▸ **Stored data entries**
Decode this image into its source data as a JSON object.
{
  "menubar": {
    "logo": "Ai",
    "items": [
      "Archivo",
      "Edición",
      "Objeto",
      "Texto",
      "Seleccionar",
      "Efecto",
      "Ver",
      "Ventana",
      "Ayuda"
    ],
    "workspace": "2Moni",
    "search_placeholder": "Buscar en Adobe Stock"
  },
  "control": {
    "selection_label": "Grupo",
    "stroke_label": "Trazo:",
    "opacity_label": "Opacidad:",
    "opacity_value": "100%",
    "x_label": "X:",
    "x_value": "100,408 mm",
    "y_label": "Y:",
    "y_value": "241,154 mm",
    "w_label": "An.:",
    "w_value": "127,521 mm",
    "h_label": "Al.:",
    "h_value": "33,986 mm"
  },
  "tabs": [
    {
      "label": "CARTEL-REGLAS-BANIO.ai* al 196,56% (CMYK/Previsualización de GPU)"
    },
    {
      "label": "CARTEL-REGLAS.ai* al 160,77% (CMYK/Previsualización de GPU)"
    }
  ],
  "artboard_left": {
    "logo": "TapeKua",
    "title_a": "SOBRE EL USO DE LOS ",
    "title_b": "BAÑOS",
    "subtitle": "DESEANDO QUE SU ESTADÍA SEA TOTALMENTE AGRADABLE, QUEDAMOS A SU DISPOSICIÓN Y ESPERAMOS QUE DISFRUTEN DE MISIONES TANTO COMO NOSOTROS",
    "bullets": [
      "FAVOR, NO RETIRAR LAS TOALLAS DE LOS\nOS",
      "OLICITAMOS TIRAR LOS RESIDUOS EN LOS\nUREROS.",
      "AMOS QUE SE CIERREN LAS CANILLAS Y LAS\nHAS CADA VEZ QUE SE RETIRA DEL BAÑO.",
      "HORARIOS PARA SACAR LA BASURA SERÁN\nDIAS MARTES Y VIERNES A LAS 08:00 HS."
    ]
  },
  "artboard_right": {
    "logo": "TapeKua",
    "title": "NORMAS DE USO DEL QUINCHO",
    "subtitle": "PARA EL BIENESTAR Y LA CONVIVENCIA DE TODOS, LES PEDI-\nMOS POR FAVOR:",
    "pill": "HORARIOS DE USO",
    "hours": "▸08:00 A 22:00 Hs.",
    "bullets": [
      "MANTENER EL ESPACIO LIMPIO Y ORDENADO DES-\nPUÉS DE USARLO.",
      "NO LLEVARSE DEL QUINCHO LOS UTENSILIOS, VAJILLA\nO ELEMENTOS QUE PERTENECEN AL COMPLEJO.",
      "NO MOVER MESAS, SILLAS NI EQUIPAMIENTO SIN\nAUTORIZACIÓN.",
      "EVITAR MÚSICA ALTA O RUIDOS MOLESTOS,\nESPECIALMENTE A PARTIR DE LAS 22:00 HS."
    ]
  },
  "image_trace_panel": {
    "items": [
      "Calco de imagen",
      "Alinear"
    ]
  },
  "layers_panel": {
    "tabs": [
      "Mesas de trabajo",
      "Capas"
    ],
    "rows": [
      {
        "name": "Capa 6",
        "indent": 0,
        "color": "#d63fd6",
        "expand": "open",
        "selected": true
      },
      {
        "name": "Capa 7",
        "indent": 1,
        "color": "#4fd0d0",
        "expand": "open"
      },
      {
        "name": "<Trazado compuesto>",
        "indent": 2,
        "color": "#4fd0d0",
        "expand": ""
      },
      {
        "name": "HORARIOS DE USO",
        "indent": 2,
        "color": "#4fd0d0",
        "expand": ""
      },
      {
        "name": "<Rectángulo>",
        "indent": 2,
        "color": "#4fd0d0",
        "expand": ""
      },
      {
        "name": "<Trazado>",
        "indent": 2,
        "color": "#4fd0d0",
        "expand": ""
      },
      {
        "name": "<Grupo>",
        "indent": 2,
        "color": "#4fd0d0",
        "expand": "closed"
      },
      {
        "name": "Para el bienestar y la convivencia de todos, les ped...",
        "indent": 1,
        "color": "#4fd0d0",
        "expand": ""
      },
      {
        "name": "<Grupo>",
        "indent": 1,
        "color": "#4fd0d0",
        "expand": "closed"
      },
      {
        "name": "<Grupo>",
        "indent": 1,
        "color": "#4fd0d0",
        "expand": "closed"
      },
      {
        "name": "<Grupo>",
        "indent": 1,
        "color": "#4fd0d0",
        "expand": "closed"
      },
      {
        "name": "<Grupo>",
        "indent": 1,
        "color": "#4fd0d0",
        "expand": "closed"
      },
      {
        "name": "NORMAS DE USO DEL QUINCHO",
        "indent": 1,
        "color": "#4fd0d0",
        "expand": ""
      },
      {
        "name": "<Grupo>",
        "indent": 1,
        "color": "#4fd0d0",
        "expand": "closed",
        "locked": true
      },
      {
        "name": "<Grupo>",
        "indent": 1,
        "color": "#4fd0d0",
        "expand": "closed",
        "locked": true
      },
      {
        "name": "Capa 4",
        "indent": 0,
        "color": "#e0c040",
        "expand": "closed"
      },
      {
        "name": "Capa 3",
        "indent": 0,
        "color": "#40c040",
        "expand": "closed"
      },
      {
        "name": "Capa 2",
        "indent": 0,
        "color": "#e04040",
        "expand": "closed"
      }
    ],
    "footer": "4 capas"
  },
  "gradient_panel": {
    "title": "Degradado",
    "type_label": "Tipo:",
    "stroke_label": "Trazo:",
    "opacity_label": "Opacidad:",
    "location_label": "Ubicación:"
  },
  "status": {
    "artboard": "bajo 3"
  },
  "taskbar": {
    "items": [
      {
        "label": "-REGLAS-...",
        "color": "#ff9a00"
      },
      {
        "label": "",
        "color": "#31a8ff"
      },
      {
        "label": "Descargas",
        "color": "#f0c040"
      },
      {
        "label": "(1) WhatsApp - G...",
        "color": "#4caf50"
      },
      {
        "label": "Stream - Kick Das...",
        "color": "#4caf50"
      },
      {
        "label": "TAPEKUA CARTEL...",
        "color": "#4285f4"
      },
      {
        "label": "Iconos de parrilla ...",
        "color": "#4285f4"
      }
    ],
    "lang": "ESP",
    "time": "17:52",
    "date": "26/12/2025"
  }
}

▸ **REQUIREMENT**
Using the listing above, show every line that includes the string "CARTEL".

▸ **OUTPUT**
      "label": "CARTEL-REGLAS-BANIO.ai* al 196,56% (CMYK/Previsualización de GPU)"
      "label": "CARTEL-REGLAS.ai* al 160,77% (CMYK/Previsualización de GPU)"
        "label": "TAPEKUA CARTEL...",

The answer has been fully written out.